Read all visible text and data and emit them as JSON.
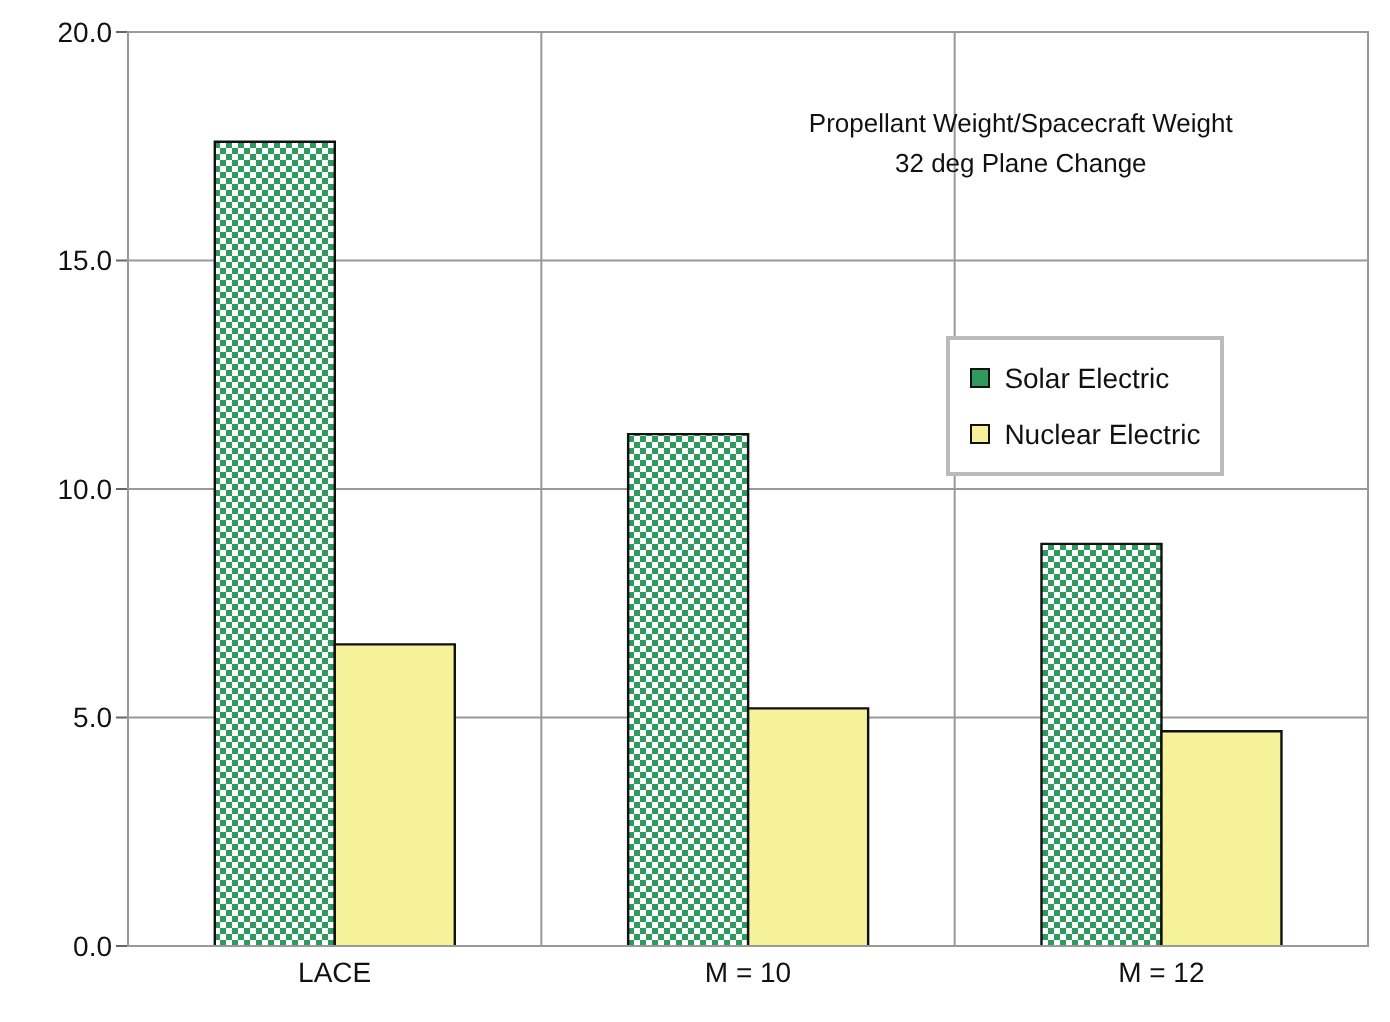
{
  "chart_data": {
    "type": "bar",
    "title": "Propellant Weight/Spacecraft Weight",
    "subtitle": "32 deg Plane Change",
    "categories": [
      "LACE",
      "M = 10",
      "M = 12"
    ],
    "series": [
      {
        "name": "Solar Electric",
        "color": "#2e9a5e",
        "values": [
          17.6,
          11.2,
          8.8
        ]
      },
      {
        "name": "Nuclear Electric",
        "color": "#f5f29a",
        "values": [
          6.6,
          5.2,
          4.7
        ]
      }
    ],
    "ylim": [
      0,
      20
    ],
    "yticks": [
      {
        "value": 0,
        "label": "0.0"
      },
      {
        "value": 5,
        "label": "5.0"
      },
      {
        "value": 10,
        "label": "10.0"
      },
      {
        "value": 15,
        "label": "15.0"
      },
      {
        "value": 20,
        "label": "20.0"
      }
    ],
    "grid": true,
    "legend": "right"
  }
}
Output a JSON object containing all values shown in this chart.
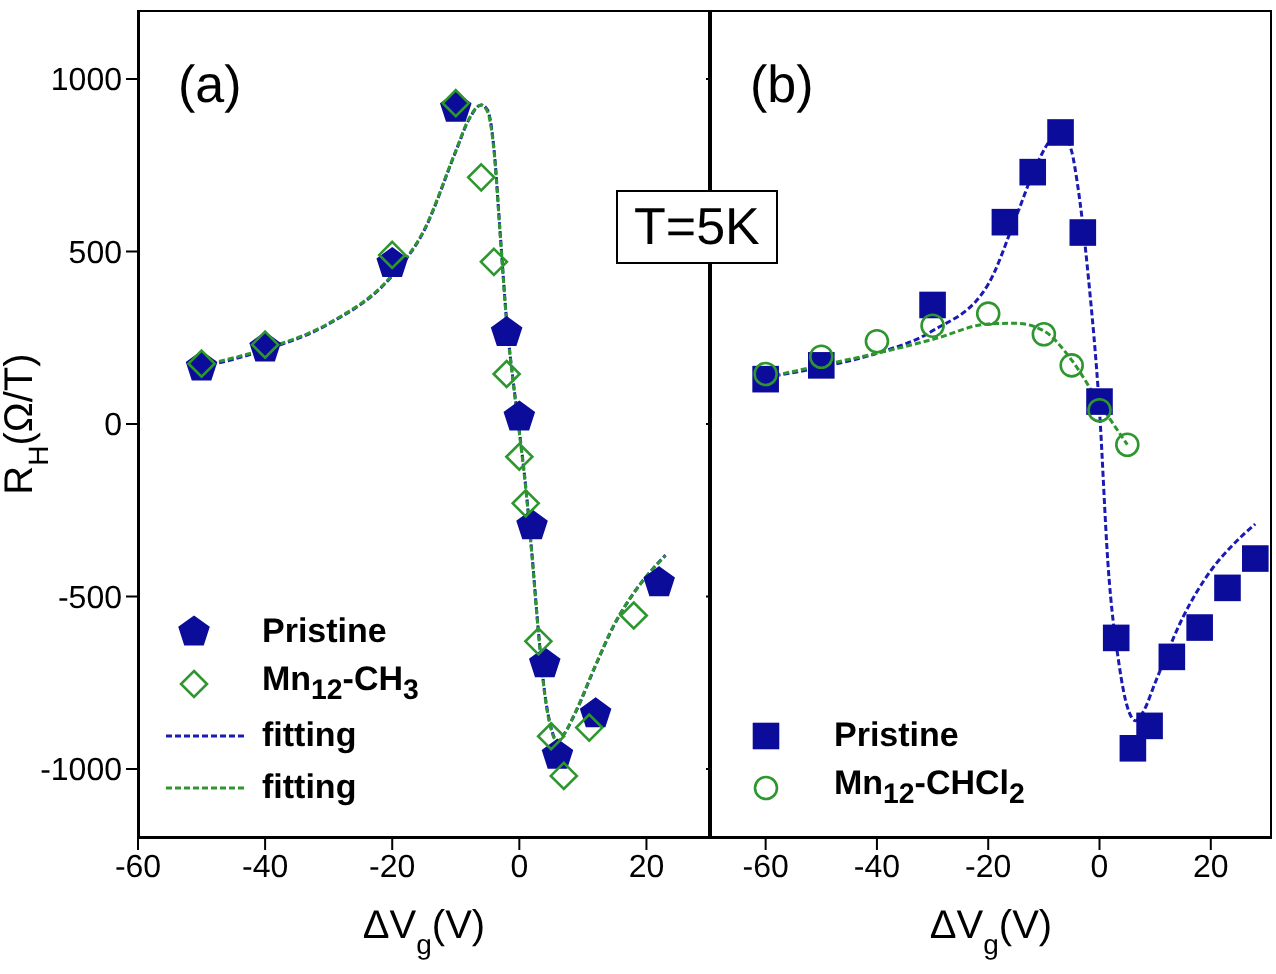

__________

▸ **WRITTEN TASK**
Copy the records exactly. Skip the pictures.

▸ **EXPECTED OUTPUT**
Read all visible text and data and emit them as JSON.
{
  "chart_data": {
    "type": "bar",
    "title": "Propellant Weight/Spacecraft Weight",
    "subtitle": "32 deg Plane Change",
    "categories": [
      "LACE",
      "M = 10",
      "M = 12"
    ],
    "series": [
      {
        "name": "Solar Electric",
        "color": "#2e9a5e",
        "values": [
          17.6,
          11.2,
          8.8
        ]
      },
      {
        "name": "Nuclear Electric",
        "color": "#f5f29a",
        "values": [
          6.6,
          5.2,
          4.7
        ]
      }
    ],
    "ylim": [
      0,
      20
    ],
    "yticks": [
      {
        "value": 0,
        "label": "0.0"
      },
      {
        "value": 5,
        "label": "5.0"
      },
      {
        "value": 10,
        "label": "10.0"
      },
      {
        "value": 15,
        "label": "15.0"
      },
      {
        "value": 20,
        "label": "20.0"
      }
    ],
    "grid": true,
    "legend": "right"
  }
}
Output a JSON object containing all values shown in this chart.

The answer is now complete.